### STATED TASK
Lines that contain the string "exceeding" are to be copied; leave out all others.

== INPUT DATA

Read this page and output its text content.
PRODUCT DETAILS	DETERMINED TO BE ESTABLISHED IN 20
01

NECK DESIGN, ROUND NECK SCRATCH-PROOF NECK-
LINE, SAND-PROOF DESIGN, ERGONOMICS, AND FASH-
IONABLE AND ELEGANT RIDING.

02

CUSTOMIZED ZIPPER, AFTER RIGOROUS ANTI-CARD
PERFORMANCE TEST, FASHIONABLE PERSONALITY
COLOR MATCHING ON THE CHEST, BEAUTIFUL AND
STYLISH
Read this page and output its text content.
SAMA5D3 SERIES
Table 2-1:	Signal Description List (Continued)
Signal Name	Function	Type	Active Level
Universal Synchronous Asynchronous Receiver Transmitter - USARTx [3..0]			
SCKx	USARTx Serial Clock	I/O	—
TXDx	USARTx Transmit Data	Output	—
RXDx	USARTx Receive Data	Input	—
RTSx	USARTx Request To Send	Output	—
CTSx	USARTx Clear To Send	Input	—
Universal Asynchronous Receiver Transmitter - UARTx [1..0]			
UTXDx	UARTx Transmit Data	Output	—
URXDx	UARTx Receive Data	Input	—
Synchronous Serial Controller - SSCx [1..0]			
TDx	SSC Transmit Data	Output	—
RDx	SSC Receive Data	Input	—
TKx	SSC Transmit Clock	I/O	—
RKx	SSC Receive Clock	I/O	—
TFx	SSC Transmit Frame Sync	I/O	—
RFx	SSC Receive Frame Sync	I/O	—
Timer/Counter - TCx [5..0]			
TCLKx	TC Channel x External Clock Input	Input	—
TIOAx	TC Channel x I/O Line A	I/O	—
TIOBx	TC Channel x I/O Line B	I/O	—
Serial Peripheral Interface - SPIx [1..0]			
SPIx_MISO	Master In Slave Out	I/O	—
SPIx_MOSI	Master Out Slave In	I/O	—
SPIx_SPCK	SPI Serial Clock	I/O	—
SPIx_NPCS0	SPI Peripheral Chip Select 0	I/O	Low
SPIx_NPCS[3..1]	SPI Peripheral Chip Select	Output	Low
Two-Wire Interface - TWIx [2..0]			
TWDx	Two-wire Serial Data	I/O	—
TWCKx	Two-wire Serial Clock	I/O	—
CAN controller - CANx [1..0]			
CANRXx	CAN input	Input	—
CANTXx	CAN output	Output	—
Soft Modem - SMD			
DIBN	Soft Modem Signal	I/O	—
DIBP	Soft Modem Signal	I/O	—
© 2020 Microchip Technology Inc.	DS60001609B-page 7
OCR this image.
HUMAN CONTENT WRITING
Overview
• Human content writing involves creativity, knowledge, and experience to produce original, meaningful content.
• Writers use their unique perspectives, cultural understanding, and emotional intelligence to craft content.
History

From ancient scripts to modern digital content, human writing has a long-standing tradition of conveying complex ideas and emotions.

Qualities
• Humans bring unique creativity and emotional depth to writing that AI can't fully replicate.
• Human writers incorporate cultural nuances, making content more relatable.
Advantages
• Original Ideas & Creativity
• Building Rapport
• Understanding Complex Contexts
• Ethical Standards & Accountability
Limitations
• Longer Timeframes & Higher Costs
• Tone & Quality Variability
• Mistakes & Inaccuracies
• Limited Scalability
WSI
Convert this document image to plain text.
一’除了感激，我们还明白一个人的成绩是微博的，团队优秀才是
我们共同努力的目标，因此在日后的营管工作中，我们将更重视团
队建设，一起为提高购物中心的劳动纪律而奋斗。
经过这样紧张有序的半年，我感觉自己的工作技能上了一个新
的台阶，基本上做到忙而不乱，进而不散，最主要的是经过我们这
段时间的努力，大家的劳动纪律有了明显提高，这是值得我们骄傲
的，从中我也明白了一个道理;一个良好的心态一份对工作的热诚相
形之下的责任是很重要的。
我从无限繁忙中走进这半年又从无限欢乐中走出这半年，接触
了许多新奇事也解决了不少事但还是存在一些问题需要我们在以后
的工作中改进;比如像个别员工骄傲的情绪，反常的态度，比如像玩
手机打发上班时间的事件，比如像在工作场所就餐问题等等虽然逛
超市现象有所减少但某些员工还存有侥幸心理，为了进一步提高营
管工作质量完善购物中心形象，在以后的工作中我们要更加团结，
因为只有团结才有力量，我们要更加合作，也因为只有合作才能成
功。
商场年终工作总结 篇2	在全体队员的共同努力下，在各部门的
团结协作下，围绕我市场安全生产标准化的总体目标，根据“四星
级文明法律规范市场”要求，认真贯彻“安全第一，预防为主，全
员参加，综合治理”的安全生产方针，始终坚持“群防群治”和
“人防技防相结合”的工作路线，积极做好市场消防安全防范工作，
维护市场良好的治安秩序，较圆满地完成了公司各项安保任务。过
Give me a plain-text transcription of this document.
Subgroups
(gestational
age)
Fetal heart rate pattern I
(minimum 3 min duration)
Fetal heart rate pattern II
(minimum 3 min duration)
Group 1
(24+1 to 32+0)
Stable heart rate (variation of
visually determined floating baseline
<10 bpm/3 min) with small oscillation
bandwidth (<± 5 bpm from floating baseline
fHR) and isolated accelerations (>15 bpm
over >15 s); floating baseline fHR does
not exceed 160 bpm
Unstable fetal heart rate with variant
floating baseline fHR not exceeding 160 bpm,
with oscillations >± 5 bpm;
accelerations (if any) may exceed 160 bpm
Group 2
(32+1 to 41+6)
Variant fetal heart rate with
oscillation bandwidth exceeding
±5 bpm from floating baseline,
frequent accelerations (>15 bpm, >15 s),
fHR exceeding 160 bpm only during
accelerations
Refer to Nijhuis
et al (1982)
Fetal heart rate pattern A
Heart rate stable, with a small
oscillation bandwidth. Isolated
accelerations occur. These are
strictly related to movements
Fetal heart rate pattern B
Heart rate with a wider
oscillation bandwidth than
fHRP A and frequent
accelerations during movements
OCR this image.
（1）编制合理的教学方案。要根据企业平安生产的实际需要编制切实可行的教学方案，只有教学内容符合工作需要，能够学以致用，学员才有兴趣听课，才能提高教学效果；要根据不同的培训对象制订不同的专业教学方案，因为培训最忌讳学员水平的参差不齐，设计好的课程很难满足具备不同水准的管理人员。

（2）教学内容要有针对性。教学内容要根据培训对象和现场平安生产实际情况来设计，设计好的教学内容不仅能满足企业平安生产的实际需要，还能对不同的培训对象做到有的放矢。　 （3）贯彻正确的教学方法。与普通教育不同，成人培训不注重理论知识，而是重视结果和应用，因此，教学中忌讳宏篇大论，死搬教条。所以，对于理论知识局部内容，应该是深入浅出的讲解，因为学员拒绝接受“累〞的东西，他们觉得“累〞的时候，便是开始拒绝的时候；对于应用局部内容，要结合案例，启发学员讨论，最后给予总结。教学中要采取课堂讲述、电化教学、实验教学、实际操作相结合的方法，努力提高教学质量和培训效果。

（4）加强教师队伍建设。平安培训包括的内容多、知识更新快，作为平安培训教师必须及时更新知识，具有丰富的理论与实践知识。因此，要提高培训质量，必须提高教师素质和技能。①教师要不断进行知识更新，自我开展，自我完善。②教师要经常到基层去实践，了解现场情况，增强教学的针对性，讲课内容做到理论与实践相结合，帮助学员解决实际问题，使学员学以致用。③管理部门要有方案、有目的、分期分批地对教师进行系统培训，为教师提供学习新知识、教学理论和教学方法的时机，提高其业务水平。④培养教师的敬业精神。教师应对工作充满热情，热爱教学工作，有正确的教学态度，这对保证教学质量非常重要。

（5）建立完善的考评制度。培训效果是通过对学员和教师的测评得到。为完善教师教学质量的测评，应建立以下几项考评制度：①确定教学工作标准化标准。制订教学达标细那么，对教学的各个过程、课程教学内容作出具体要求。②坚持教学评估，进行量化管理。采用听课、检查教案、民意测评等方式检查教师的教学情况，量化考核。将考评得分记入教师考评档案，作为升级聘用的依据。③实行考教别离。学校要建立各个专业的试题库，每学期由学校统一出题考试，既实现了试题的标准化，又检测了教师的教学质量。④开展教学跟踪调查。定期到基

====

### PROBLEM SOLUTION
floating baseline fHR not exceeding 160 bpm,
oscillation bandwidth exceeding
fHR exceeding 160 bpm only during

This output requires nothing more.